(Structured figure records)
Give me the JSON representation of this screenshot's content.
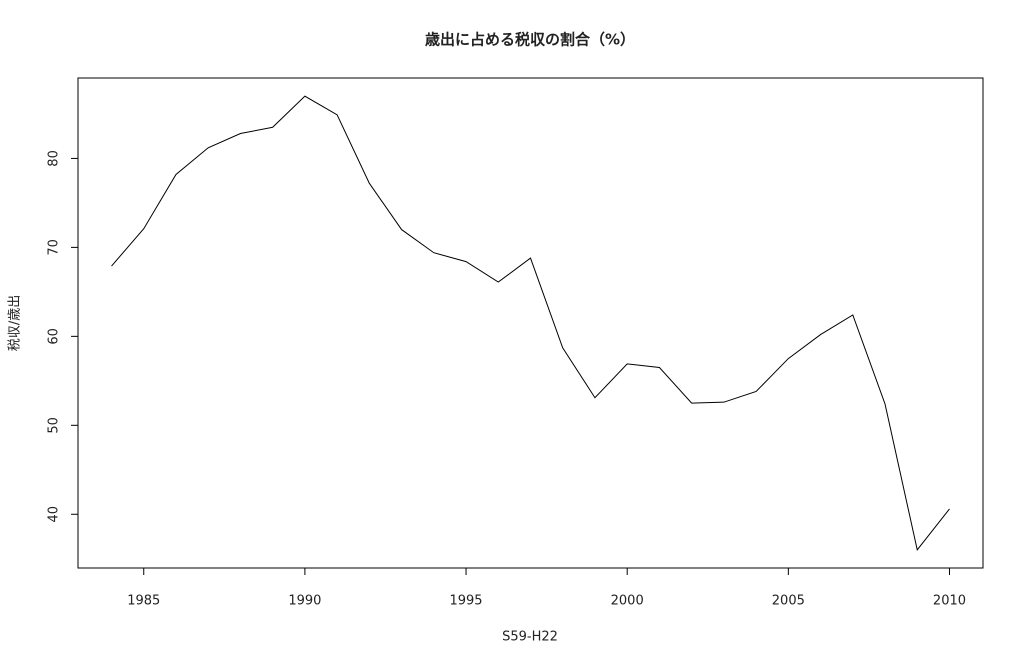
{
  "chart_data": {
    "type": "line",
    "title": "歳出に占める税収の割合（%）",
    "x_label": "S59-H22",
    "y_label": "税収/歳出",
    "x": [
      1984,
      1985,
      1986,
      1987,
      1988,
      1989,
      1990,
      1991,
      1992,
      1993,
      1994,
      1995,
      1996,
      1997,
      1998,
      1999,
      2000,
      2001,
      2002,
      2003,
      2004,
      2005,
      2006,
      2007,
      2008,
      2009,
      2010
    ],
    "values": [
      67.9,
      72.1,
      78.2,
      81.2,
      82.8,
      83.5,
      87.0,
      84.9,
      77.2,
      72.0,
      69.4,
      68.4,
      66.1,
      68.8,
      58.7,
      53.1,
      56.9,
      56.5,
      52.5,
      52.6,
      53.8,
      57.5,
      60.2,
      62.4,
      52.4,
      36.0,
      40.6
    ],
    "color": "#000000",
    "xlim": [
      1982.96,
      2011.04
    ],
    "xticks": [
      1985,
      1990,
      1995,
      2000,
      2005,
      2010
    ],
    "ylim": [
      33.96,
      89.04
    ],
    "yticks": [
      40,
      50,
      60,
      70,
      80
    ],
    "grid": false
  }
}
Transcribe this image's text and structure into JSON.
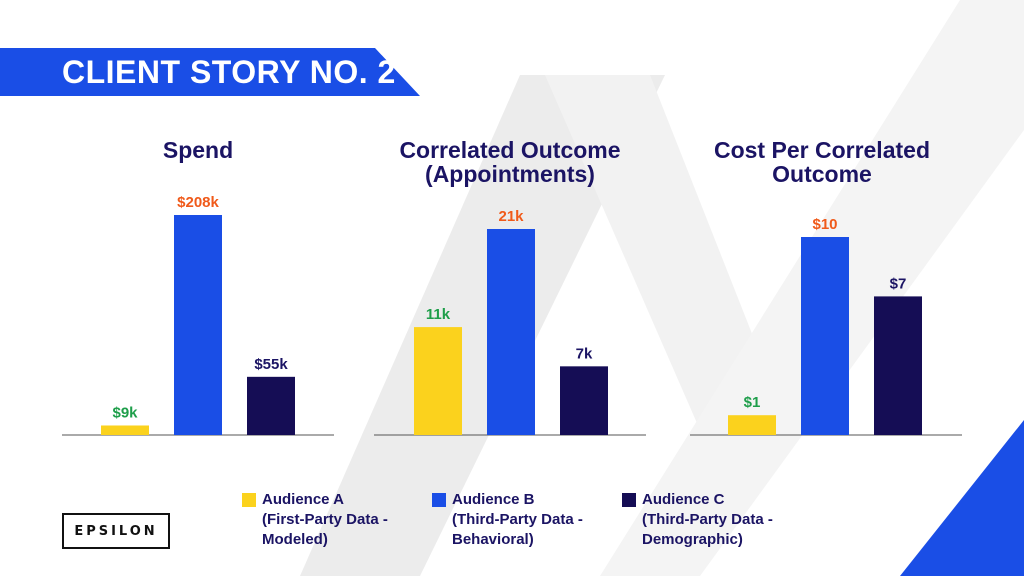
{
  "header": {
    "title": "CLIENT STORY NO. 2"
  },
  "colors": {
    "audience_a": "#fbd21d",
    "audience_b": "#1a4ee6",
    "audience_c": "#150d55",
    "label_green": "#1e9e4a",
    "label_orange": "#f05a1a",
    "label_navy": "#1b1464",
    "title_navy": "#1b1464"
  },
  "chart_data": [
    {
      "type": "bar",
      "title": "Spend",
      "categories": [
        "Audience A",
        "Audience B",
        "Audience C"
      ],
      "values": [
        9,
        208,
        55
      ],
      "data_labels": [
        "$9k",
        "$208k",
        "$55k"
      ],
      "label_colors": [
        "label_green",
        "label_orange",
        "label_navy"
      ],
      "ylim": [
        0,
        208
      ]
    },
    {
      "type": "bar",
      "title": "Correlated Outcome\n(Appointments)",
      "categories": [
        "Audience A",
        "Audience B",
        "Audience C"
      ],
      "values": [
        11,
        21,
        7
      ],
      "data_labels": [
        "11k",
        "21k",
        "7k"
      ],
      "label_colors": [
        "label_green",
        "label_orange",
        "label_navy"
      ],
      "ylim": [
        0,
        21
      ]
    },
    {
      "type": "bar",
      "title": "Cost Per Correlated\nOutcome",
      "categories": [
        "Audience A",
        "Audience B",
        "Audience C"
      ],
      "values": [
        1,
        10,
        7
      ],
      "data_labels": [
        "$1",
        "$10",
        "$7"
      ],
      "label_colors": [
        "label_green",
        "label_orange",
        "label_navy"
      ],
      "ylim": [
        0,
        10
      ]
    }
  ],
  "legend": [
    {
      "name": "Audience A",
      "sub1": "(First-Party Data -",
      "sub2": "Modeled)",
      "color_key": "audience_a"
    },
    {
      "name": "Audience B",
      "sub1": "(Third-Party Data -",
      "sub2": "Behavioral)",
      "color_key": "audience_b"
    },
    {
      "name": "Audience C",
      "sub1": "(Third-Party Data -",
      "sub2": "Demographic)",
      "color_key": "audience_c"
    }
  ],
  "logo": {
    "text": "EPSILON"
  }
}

...

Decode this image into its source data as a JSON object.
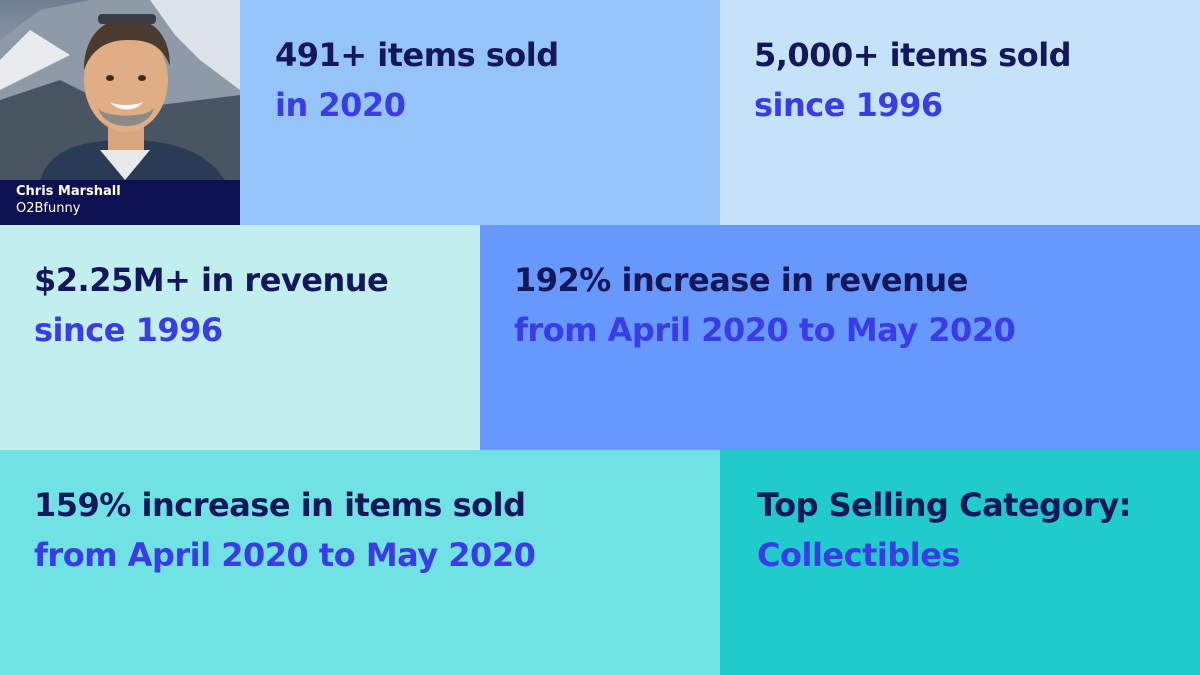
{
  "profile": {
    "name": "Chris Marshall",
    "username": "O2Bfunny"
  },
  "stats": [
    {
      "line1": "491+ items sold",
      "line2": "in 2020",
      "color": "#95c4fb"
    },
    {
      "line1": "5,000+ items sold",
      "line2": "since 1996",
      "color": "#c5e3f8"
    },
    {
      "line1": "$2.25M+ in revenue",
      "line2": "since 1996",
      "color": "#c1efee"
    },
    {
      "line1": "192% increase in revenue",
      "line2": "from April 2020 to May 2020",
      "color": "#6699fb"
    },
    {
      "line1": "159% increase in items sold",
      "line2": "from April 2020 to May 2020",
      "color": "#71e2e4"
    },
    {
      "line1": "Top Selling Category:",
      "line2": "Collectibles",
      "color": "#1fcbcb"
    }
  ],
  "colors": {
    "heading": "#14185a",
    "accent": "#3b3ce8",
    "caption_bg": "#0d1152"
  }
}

* What is being asked
Using the listing above, pull out all lines that hold the word "this".

* Written response
Give me the JSON representation of this screenshot's content.
Transcribe this image's text and structure into JSON.
Decode this image into its source data as a JSON object.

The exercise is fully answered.